[Stored entries]

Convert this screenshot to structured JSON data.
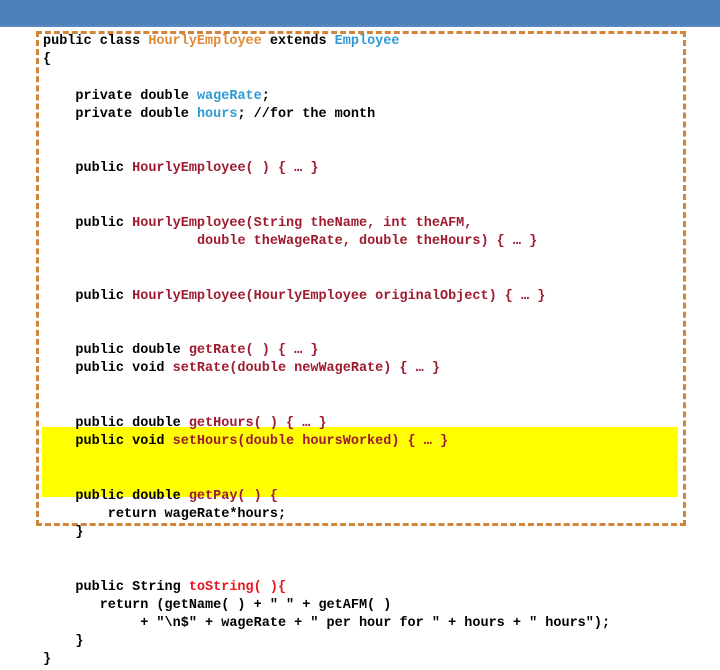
{
  "slide": {
    "background_color": "#ffffff",
    "top_bar_color": "#4d81bd",
    "frame_border_color": "#d2843c",
    "highlight_color": "#ffff00"
  },
  "palette": {
    "class_name": "#e08a36",
    "superclass": "#2e9bd4",
    "field": "#2e9bd4",
    "method": "#9e1b2f",
    "to_string": "#e8141e",
    "plain": "#000000"
  },
  "code": {
    "language": "java",
    "class_name": "HourlyEmployee",
    "superclass": "Employee",
    "lines": [
      {
        "id": "line-1",
        "text": "public class HourlyEmployee extends Employee"
      },
      {
        "id": "line-2",
        "text": "{"
      },
      {
        "id": "line-3",
        "text": ""
      },
      {
        "id": "line-4",
        "text": "    private double wageRate;"
      },
      {
        "id": "line-5",
        "text": "    private double hours; //for the month"
      },
      {
        "id": "line-6",
        "text": ""
      },
      {
        "id": "line-7",
        "text": ""
      },
      {
        "id": "line-8",
        "text": "    public HourlyEmployee( ) { … }"
      },
      {
        "id": "line-9",
        "text": ""
      },
      {
        "id": "line-10",
        "text": ""
      },
      {
        "id": "line-11",
        "text": "    public HourlyEmployee(String theName, int theAFM,"
      },
      {
        "id": "line-12",
        "text": "                   double theWageRate, double theHours) { … }"
      },
      {
        "id": "line-13",
        "text": ""
      },
      {
        "id": "line-14",
        "text": ""
      },
      {
        "id": "line-15",
        "text": "    public HourlyEmployee(HourlyEmployee originalObject) { … }"
      },
      {
        "id": "line-16",
        "text": ""
      },
      {
        "id": "line-17",
        "text": ""
      },
      {
        "id": "line-18",
        "text": "    public double getRate( ) { … }"
      },
      {
        "id": "line-19",
        "text": "    public void setRate(double newWageRate) { … }"
      },
      {
        "id": "line-20",
        "text": ""
      },
      {
        "id": "line-21",
        "text": ""
      },
      {
        "id": "line-22",
        "text": "    public double getHours( ) { … }"
      },
      {
        "id": "line-23",
        "text": "    public void setHours(double hoursWorked) { … }"
      },
      {
        "id": "line-24",
        "text": ""
      },
      {
        "id": "line-25",
        "text": ""
      },
      {
        "id": "line-26",
        "text": "    public double getPay( ) {"
      },
      {
        "id": "line-27",
        "text": "        return wageRate*hours;"
      },
      {
        "id": "line-28",
        "text": "    }"
      },
      {
        "id": "line-29",
        "text": ""
      },
      {
        "id": "line-30",
        "text": ""
      },
      {
        "id": "line-31",
        "text": "    public String toString( ){"
      },
      {
        "id": "line-32",
        "text": "       return (getName( ) + \" \" + getAFM( )"
      },
      {
        "id": "line-33",
        "text": "            + \"\\n$\" + wageRate + \" per hour for \" + hours + \" hours\");"
      },
      {
        "id": "line-34",
        "text": "    }"
      },
      {
        "id": "line-35",
        "text": "}"
      }
    ],
    "segments": [
      [
        {
          "t": "public class ",
          "c": "plain"
        },
        {
          "t": "HourlyEmployee",
          "c": "class_name"
        },
        {
          "t": " extends ",
          "c": "plain"
        },
        {
          "t": "Employee",
          "c": "superclass"
        }
      ],
      [
        {
          "t": "{",
          "c": "plain"
        }
      ],
      [],
      [
        {
          "t": "    private double ",
          "c": "plain"
        },
        {
          "t": "wageRate",
          "c": "field"
        },
        {
          "t": ";",
          "c": "plain"
        }
      ],
      [
        {
          "t": "    private double ",
          "c": "plain"
        },
        {
          "t": "hours",
          "c": "field"
        },
        {
          "t": "; //for the month",
          "c": "plain"
        }
      ],
      [],
      [],
      [
        {
          "t": "    public ",
          "c": "plain"
        },
        {
          "t": "HourlyEmployee( ) { … }",
          "c": "method"
        }
      ],
      [],
      [],
      [
        {
          "t": "    public ",
          "c": "plain"
        },
        {
          "t": "HourlyEmployee(String theName, int theAFM,",
          "c": "method"
        }
      ],
      [
        {
          "t": "                   ",
          "c": "plain"
        },
        {
          "t": "double theWageRate, double theHours) { … }",
          "c": "method"
        }
      ],
      [],
      [],
      [
        {
          "t": "    public ",
          "c": "plain"
        },
        {
          "t": "HourlyEmployee(HourlyEmployee originalObject) { … }",
          "c": "method"
        }
      ],
      [],
      [],
      [
        {
          "t": "    public double ",
          "c": "plain"
        },
        {
          "t": "getRate( ) { … }",
          "c": "method"
        }
      ],
      [
        {
          "t": "    public void ",
          "c": "plain"
        },
        {
          "t": "setRate(double newWageRate) { … }",
          "c": "method"
        }
      ],
      [],
      [],
      [
        {
          "t": "    public double ",
          "c": "plain"
        },
        {
          "t": "getHours( ) { … }",
          "c": "method"
        }
      ],
      [
        {
          "t": "    public void ",
          "c": "plain"
        },
        {
          "t": "setHours(double hoursWorked) { … }",
          "c": "method"
        }
      ],
      [],
      [],
      [
        {
          "t": "    public double ",
          "c": "plain"
        },
        {
          "t": "getPay( ) {",
          "c": "method"
        }
      ],
      [
        {
          "t": "        return wageRate*hours;",
          "c": "plain"
        }
      ],
      [
        {
          "t": "    }",
          "c": "plain"
        }
      ],
      [],
      [],
      [
        {
          "t": "    public String ",
          "c": "plain"
        },
        {
          "t": "toString( ){",
          "c": "to_string"
        }
      ],
      [
        {
          "t": "       return (getName( ) + \" \" + getAFM( )",
          "c": "plain"
        }
      ],
      [
        {
          "t": "            + \"\\n$\" + wageRate + \" per hour for \" + hours + \" hours\");",
          "c": "plain"
        }
      ],
      [
        {
          "t": "    }",
          "c": "plain"
        }
      ],
      [
        {
          "t": "}",
          "c": "plain"
        }
      ]
    ],
    "highlighted_line_ids": [
      "line-31",
      "line-32",
      "line-33",
      "line-34"
    ]
  }
}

- Exercise details -
Where a line holds "getName", copy it out.

- Result -
        "text": "       return (getName( ) + \" \" + getAFM( )"
          "t": "       return (getName( ) + \" \" + getAFM( )",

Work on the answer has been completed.